# Records:
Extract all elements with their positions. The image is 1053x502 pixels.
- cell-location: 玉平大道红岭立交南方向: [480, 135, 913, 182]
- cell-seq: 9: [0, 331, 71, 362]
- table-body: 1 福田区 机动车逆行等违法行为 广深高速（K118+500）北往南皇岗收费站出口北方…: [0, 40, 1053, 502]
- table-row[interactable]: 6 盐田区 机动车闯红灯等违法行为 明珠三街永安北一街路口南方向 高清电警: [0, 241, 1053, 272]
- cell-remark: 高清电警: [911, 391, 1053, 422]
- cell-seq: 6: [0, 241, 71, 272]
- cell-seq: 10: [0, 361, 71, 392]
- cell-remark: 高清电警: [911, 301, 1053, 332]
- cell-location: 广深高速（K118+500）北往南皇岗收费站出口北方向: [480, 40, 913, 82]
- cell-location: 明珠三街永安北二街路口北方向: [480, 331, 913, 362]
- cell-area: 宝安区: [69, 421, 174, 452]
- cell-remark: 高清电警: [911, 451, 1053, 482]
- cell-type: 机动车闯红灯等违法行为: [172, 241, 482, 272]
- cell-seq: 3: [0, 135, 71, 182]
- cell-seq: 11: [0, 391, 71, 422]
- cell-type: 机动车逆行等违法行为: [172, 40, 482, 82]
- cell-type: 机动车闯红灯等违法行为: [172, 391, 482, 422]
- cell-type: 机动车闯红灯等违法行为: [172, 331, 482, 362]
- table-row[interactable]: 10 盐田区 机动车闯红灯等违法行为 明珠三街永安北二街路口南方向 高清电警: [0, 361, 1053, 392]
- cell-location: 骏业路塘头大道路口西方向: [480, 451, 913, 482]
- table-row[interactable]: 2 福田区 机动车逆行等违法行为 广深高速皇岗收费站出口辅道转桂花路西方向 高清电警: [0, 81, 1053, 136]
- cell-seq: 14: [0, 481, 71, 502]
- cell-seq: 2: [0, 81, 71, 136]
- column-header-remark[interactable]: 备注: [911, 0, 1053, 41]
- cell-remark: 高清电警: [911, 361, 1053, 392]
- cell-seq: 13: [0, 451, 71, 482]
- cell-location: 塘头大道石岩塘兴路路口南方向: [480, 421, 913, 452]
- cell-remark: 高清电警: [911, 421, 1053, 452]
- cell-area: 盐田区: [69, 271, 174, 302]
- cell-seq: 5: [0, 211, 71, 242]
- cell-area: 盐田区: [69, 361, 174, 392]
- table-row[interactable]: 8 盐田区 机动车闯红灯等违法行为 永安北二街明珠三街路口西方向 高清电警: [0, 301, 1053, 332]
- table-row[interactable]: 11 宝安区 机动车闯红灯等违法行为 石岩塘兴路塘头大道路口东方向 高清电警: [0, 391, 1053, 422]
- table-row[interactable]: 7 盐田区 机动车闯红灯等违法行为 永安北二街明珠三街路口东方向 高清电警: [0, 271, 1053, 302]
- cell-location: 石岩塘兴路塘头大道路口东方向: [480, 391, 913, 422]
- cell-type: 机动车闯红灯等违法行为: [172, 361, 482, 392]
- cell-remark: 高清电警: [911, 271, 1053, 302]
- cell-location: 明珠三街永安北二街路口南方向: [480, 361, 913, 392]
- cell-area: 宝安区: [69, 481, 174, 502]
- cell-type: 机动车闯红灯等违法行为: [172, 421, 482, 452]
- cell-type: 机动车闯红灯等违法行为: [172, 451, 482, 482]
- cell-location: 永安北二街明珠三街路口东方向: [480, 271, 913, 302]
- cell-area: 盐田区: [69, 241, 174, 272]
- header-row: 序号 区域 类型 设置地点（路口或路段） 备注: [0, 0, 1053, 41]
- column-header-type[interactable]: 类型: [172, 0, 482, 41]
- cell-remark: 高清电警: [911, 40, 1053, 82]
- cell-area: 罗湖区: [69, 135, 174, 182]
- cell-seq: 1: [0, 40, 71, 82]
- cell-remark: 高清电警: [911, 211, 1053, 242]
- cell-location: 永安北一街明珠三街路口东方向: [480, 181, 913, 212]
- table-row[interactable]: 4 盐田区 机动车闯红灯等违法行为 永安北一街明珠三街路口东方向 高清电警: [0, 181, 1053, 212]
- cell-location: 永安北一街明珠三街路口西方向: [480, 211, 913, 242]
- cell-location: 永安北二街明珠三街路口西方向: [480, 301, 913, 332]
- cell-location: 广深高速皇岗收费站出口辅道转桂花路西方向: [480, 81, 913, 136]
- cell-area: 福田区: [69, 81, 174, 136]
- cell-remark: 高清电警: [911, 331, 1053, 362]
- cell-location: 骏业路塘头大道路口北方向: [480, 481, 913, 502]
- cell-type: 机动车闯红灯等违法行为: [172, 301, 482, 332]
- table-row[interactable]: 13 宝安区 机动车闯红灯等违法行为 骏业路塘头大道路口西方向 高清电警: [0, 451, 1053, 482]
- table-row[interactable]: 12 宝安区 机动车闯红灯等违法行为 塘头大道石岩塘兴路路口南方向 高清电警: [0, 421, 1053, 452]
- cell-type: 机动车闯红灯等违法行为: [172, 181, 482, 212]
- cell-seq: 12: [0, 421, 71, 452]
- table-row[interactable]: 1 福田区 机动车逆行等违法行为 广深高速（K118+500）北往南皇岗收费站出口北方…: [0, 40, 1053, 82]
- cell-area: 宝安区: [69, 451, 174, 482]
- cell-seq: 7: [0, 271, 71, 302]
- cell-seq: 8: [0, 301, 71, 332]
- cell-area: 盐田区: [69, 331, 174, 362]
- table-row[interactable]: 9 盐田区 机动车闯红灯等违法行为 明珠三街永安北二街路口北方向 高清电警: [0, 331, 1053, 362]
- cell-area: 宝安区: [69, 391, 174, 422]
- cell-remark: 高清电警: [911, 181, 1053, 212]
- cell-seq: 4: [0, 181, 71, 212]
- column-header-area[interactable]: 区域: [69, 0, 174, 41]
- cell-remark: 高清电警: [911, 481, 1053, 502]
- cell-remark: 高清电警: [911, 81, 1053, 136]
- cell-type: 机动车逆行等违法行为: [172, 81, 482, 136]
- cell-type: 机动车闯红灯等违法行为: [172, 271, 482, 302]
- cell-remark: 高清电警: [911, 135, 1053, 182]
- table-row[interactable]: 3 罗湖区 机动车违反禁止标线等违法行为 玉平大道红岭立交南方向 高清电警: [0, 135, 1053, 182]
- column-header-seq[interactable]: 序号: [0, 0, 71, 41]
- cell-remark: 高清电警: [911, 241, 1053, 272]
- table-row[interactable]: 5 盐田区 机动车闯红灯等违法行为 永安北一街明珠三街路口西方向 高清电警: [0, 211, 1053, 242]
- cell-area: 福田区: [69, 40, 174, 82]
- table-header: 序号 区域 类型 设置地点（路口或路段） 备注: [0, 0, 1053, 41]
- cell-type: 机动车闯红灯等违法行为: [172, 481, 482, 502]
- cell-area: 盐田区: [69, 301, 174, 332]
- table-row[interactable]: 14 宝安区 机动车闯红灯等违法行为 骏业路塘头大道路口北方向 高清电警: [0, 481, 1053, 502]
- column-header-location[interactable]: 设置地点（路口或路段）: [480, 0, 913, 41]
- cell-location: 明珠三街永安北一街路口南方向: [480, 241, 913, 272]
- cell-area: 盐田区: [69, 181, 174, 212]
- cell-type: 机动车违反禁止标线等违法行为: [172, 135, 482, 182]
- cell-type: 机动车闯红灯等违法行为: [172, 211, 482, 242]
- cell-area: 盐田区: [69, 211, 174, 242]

# Work instructions:
Rewrite every line in the records above, substituting "高清摄像头" for each "高清电警" and leaving everything else the same.

# Written response:
Extract all elements with their positions. The image is 1053x502 pixels.
- cell-location: 玉平大道红岭立交南方向: [480, 135, 913, 182]
- cell-seq: 9: [0, 331, 71, 362]
- table-body: 1 福田区 机动车逆行等违法行为 广深高速（K118+500）北往南皇岗收费站出口北方…: [0, 40, 1053, 502]
- table-row[interactable]: 6 盐田区 机动车闯红灯等违法行为 明珠三街永安北一街路口南方向 高清摄像头: [0, 241, 1053, 272]
- cell-remark: 高清摄像头: [911, 391, 1053, 422]
- cell-seq: 6: [0, 241, 71, 272]
- cell-seq: 10: [0, 361, 71, 392]
- cell-remark: 高清摄像头: [911, 301, 1053, 332]
- cell-location: 广深高速（K118+500）北往南皇岗收费站出口北方向: [480, 40, 913, 82]
- cell-location: 明珠三街永安北二街路口北方向: [480, 331, 913, 362]
- cell-area: 宝安区: [69, 421, 174, 452]
- cell-remark: 高清摄像头: [911, 451, 1053, 482]
- cell-type: 机动车闯红灯等违法行为: [172, 241, 482, 272]
- cell-seq: 3: [0, 135, 71, 182]
- cell-seq: 11: [0, 391, 71, 422]
- cell-type: 机动车逆行等违法行为: [172, 40, 482, 82]
- cell-type: 机动车闯红灯等违法行为: [172, 391, 482, 422]
- cell-type: 机动车闯红灯等违法行为: [172, 331, 482, 362]
- table-row[interactable]: 10 盐田区 机动车闯红灯等违法行为 明珠三街永安北二街路口南方向 高清摄像头: [0, 361, 1053, 392]
- cell-location: 骏业路塘头大道路口西方向: [480, 451, 913, 482]
- table-row[interactable]: 2 福田区 机动车逆行等违法行为 广深高速皇岗收费站出口辅道转桂花路西方向 高清摄像头: [0, 81, 1053, 136]
- cell-seq: 14: [0, 481, 71, 502]
- cell-seq: 2: [0, 81, 71, 136]
- column-header-remark[interactable]: 备注: [911, 0, 1053, 41]
- cell-remark: 高清摄像头: [911, 361, 1053, 392]
- cell-seq: 13: [0, 451, 71, 482]
- cell-location: 塘头大道石岩塘兴路路口南方向: [480, 421, 913, 452]
- cell-remark: 高清摄像头: [911, 421, 1053, 452]
- cell-area: 盐田区: [69, 271, 174, 302]
- cell-seq: 5: [0, 211, 71, 242]
- cell-area: 盐田区: [69, 361, 174, 392]
- table-row[interactable]: 8 盐田区 机动车闯红灯等违法行为 永安北二街明珠三街路口西方向 高清摄像头: [0, 301, 1053, 332]
- table-row[interactable]: 11 宝安区 机动车闯红灯等违法行为 石岩塘兴路塘头大道路口东方向 高清摄像头: [0, 391, 1053, 422]
- table-row[interactable]: 7 盐田区 机动车闯红灯等违法行为 永安北二街明珠三街路口东方向 高清摄像头: [0, 271, 1053, 302]
- cell-location: 石岩塘兴路塘头大道路口东方向: [480, 391, 913, 422]
- cell-type: 机动车闯红灯等违法行为: [172, 361, 482, 392]
- cell-remark: 高清摄像头: [911, 271, 1053, 302]
- cell-location: 明珠三街永安北二街路口南方向: [480, 361, 913, 392]
- cell-area: 宝安区: [69, 481, 174, 502]
- cell-type: 机动车闯红灯等违法行为: [172, 421, 482, 452]
- cell-type: 机动车闯红灯等违法行为: [172, 451, 482, 482]
- cell-location: 永安北二街明珠三街路口东方向: [480, 271, 913, 302]
- cell-area: 盐田区: [69, 241, 174, 272]
- header-row: 序号 区域 类型 设置地点（路口或路段） 备注: [0, 0, 1053, 41]
- column-header-type[interactable]: 类型: [172, 0, 482, 41]
- cell-remark: 高清摄像头: [911, 40, 1053, 82]
- cell-area: 罗湖区: [69, 135, 174, 182]
- cell-seq: 1: [0, 40, 71, 82]
- cell-remark: 高清摄像头: [911, 211, 1053, 242]
- cell-location: 永安北一街明珠三街路口东方向: [480, 181, 913, 212]
- table-row[interactable]: 4 盐田区 机动车闯红灯等违法行为 永安北一街明珠三街路口东方向 高清摄像头: [0, 181, 1053, 212]
- cell-location: 永安北一街明珠三街路口西方向: [480, 211, 913, 242]
- cell-location: 永安北二街明珠三街路口西方向: [480, 301, 913, 332]
- cell-location: 广深高速皇岗收费站出口辅道转桂花路西方向: [480, 81, 913, 136]
- cell-area: 福田区: [69, 81, 174, 136]
- cell-remark: 高清摄像头: [911, 331, 1053, 362]
- cell-location: 骏业路塘头大道路口北方向: [480, 481, 913, 502]
- cell-type: 机动车闯红灯等违法行为: [172, 301, 482, 332]
- table-row[interactable]: 13 宝安区 机动车闯红灯等违法行为 骏业路塘头大道路口西方向 高清摄像头: [0, 451, 1053, 482]
- table-row[interactable]: 12 宝安区 机动车闯红灯等违法行为 塘头大道石岩塘兴路路口南方向 高清摄像头: [0, 421, 1053, 452]
- cell-type: 机动车闯红灯等违法行为: [172, 181, 482, 212]
- cell-seq: 12: [0, 421, 71, 452]
- table-row[interactable]: 1 福田区 机动车逆行等违法行为 广深高速（K118+500）北往南皇岗收费站出口北方…: [0, 40, 1053, 82]
- cell-area: 宝安区: [69, 451, 174, 482]
- cell-seq: 7: [0, 271, 71, 302]
- cell-seq: 8: [0, 301, 71, 332]
- cell-area: 盐田区: [69, 331, 174, 362]
- table-row[interactable]: 9 盐田区 机动车闯红灯等违法行为 明珠三街永安北二街路口北方向 高清摄像头: [0, 331, 1053, 362]
- cell-area: 宝安区: [69, 391, 174, 422]
- cell-remark: 高清摄像头: [911, 181, 1053, 212]
- cell-seq: 4: [0, 181, 71, 212]
- column-header-area[interactable]: 区域: [69, 0, 174, 41]
- cell-remark: 高清摄像头: [911, 481, 1053, 502]
- cell-remark: 高清摄像头: [911, 81, 1053, 136]
- cell-type: 机动车逆行等违法行为: [172, 81, 482, 136]
- cell-type: 机动车闯红灯等违法行为: [172, 271, 482, 302]
- cell-remark: 高清摄像头: [911, 135, 1053, 182]
- table-row[interactable]: 3 罗湖区 机动车违反禁止标线等违法行为 玉平大道红岭立交南方向 高清摄像头: [0, 135, 1053, 182]
- column-header-seq[interactable]: 序号: [0, 0, 71, 41]
- cell-remark: 高清摄像头: [911, 241, 1053, 272]
- table-row[interactable]: 5 盐田区 机动车闯红灯等违法行为 永安北一街明珠三街路口西方向 高清摄像头: [0, 211, 1053, 242]
- cell-area: 福田区: [69, 40, 174, 82]
- table-header: 序号 区域 类型 设置地点（路口或路段） 备注: [0, 0, 1053, 41]
- cell-type: 机动车闯红灯等违法行为: [172, 481, 482, 502]
- cell-area: 盐田区: [69, 301, 174, 332]
- table-row[interactable]: 14 宝安区 机动车闯红灯等违法行为 骏业路塘头大道路口北方向 高清摄像头: [0, 481, 1053, 502]
- column-header-location[interactable]: 设置地点（路口或路段）: [480, 0, 913, 41]
- cell-location: 明珠三街永安北一街路口南方向: [480, 241, 913, 272]
- cell-area: 盐田区: [69, 181, 174, 212]
- cell-type: 机动车违反禁止标线等违法行为: [172, 135, 482, 182]
- cell-type: 机动车闯红灯等违法行为: [172, 211, 482, 242]
- cell-area: 盐田区: [69, 211, 174, 242]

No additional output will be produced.